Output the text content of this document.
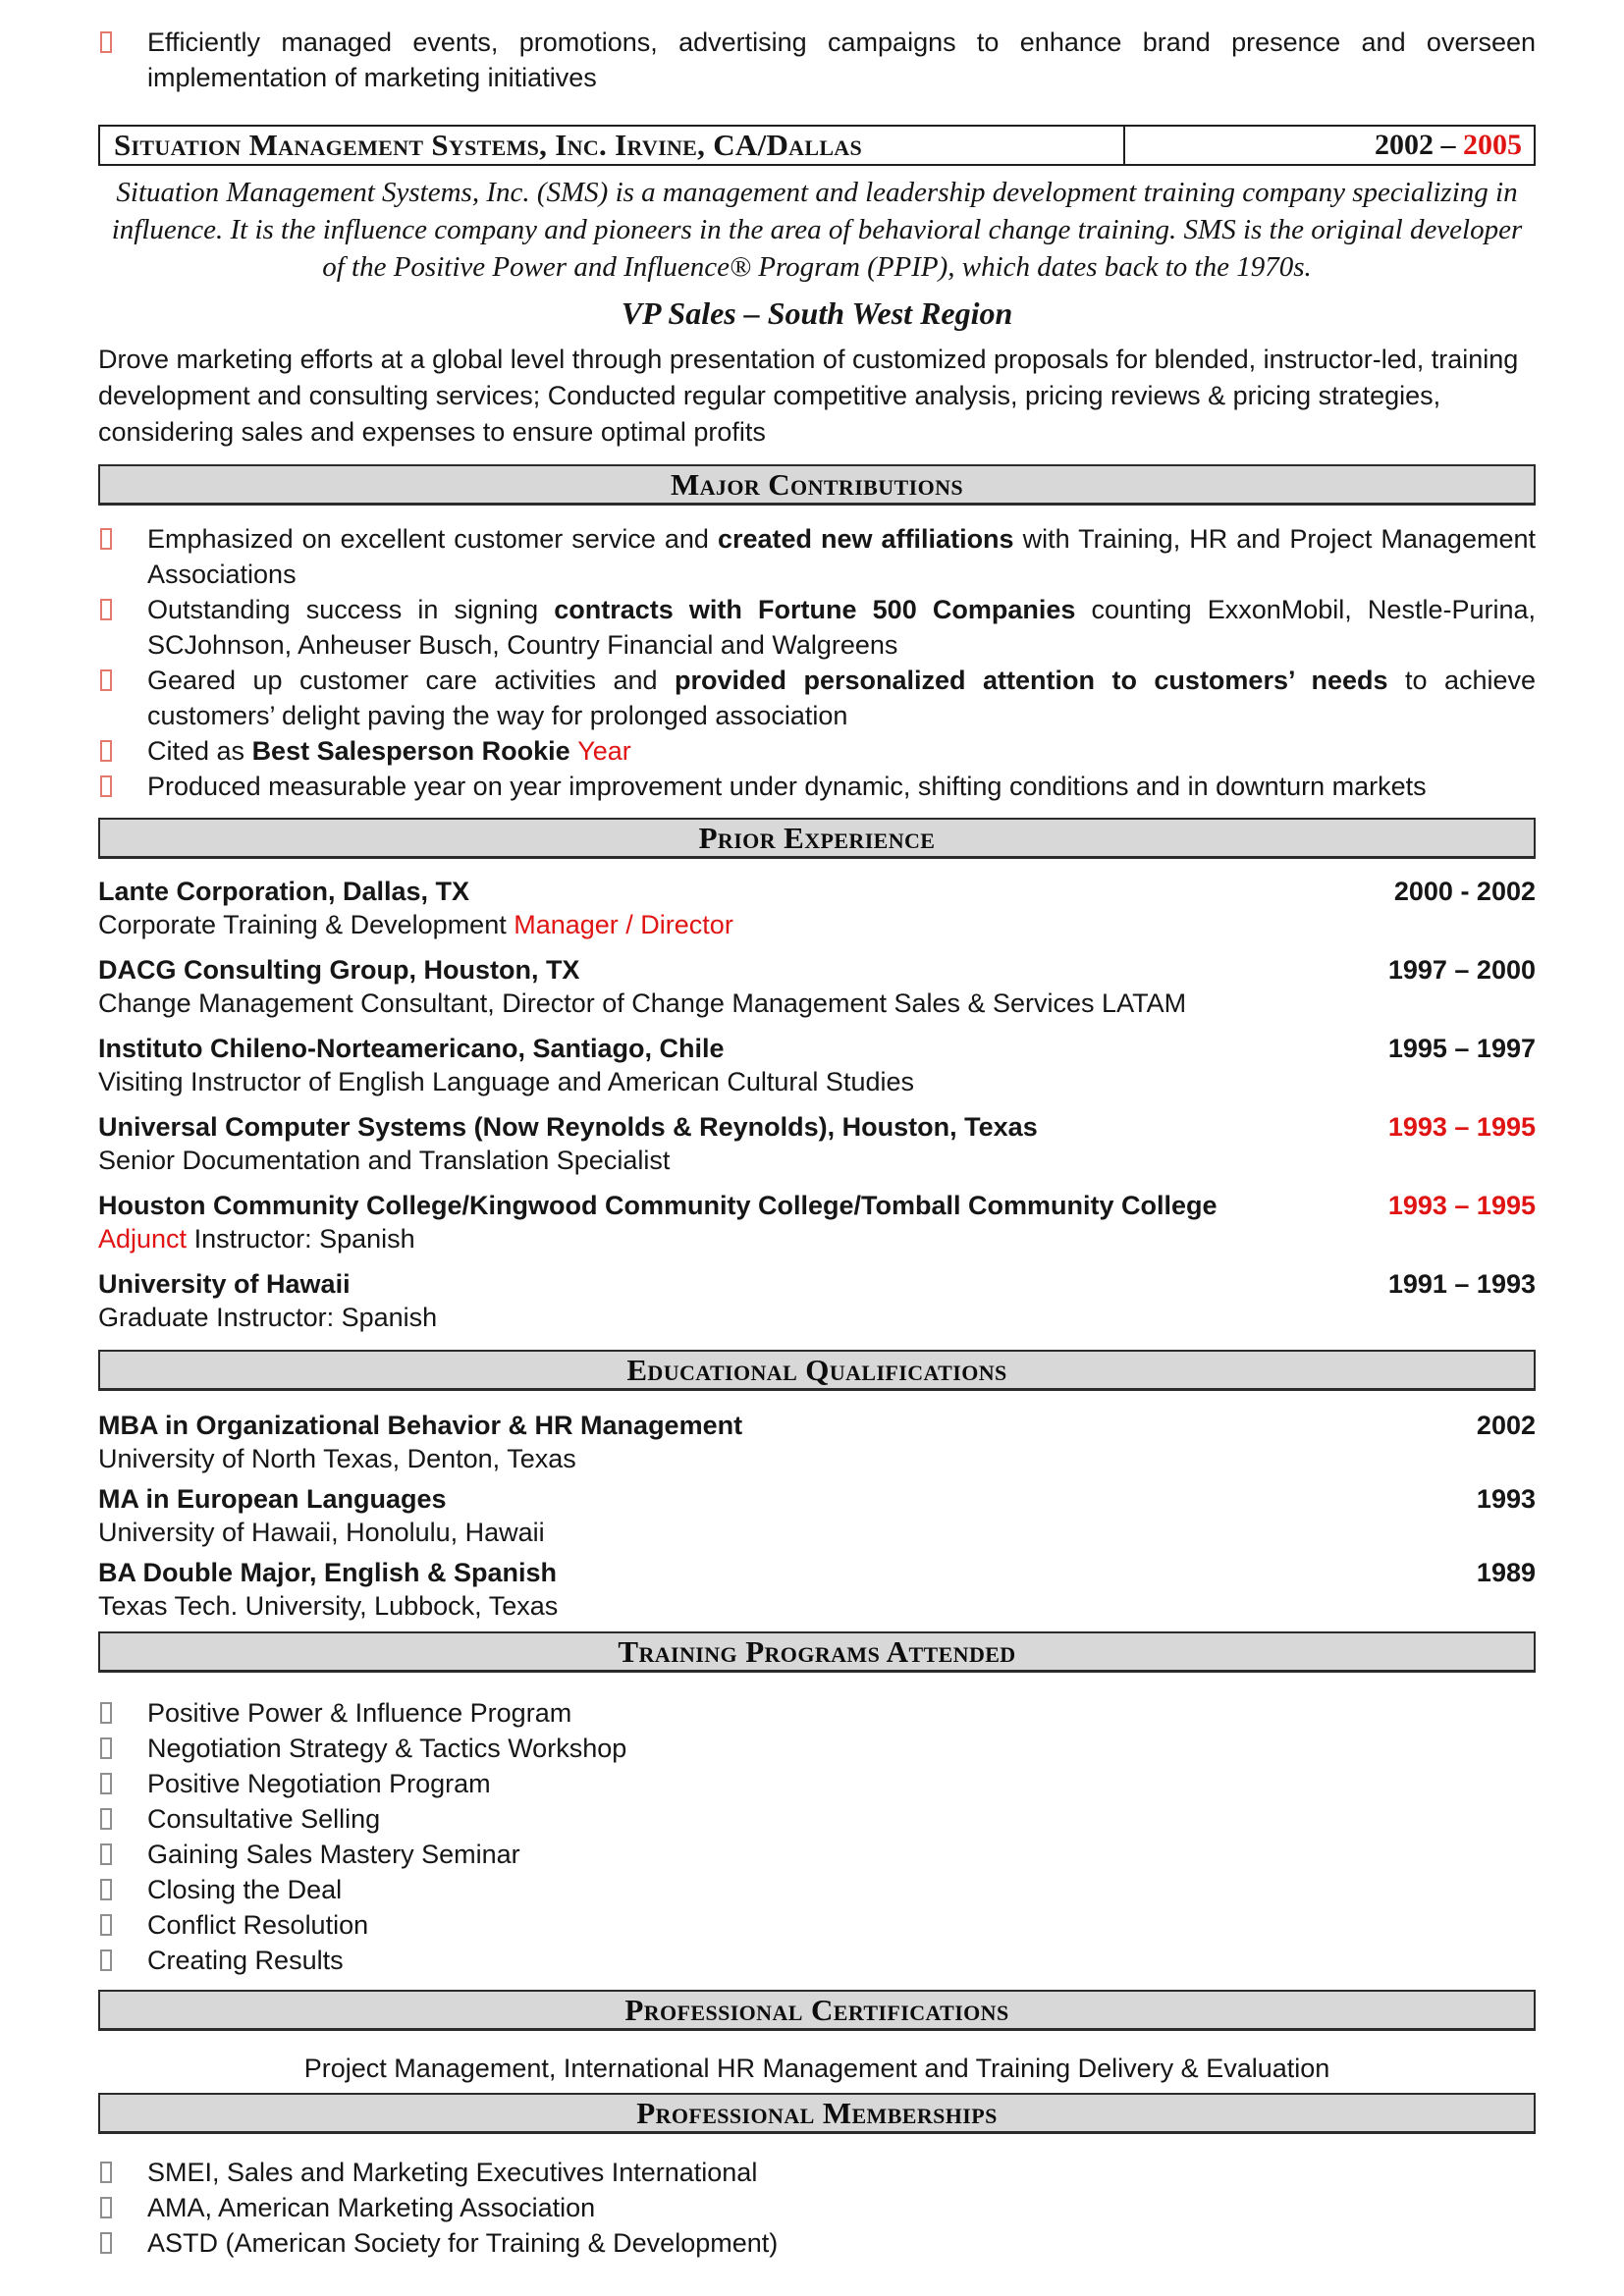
Efficiently managed events, promotions, advertising campaigns to enhance brand presence and overseen implementation of marketing initiatives
Situation Management Systems, Inc. Irvine, CA/Dallas	2002 – 2005
Situation Management Systems, Inc. (SMS) is a management and leadership development training company specializing in influence. It is the influence company and pioneers in the area of behavioral change training. SMS is the original developer of the Positive Power and Influence® Program (PPIP), which dates back to the 1970s.
VP Sales – South West Region
Drove marketing efforts at a global level through presentation of customized proposals for blended, instructor-led, training development and consulting services; Conducted regular competitive analysis, pricing reviews & pricing strategies, considering sales and expenses to ensure optimal profits
Major Contributions
Emphasized on excellent customer service and created new affiliations with Training, HR and Project Management Associations
Outstanding success in signing contracts with Fortune 500 Companies counting ExxonMobil, Nestle-Purina, SCJohnson, Anheuser Busch, Country Financial and Walgreens
Geared up customer care activities and provided personalized attention to customers’ needs to achieve customers’ delight paving the way for prolonged association
Cited as Best Salesperson Rookie Year
Produced measurable year on year improvement under dynamic, shifting conditions and in downturn markets
Prior Experience
Lante Corporation, Dallas, TX	2000 - 2002
Corporate Training & Development Manager / Director
DACG Consulting Group, Houston, TX	1997 – 2000
Change Management Consultant, Director of Change Management Sales & Services LATAM
Instituto Chileno-Norteamericano, Santiago, Chile	1995 – 1997
Visiting Instructor of English Language and American Cultural Studies
Universal Computer Systems (Now Reynolds & Reynolds), Houston, Texas	1993 – 1995
Senior Documentation and Translation Specialist
Houston Community College/Kingwood Community College/Tomball Community College	1993 – 1995
Adjunct Instructor: Spanish
University of Hawaii	1991 – 1993
Graduate Instructor: Spanish
Educational Qualifications
MBA in Organizational Behavior & HR Management	2002
University of North Texas, Denton, Texas
MA in European Languages	1993
University of Hawaii, Honolulu, Hawaii
BA Double Major, English & Spanish	1989
Texas Tech. University, Lubbock, Texas
Training Programs Attended
Positive Power & Influence Program
Negotiation Strategy & Tactics Workshop
Positive Negotiation Program
Consultative Selling
Gaining Sales Mastery Seminar
Closing the Deal
Conflict Resolution
Creating Results
Professional Certifications
Project Management, International HR Management and Training Delivery & Evaluation
Professional Memberships
SMEI, Sales and Marketing Executives International
AMA, American Marketing Association
ASTD (American Society for Training & Development)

________________________

▸ **Do this**
Identify the lines above that contain the word "Major", then copy them.

▸ **Exercise output**
Major Contributions
BA Double Major, English & Spanish	1989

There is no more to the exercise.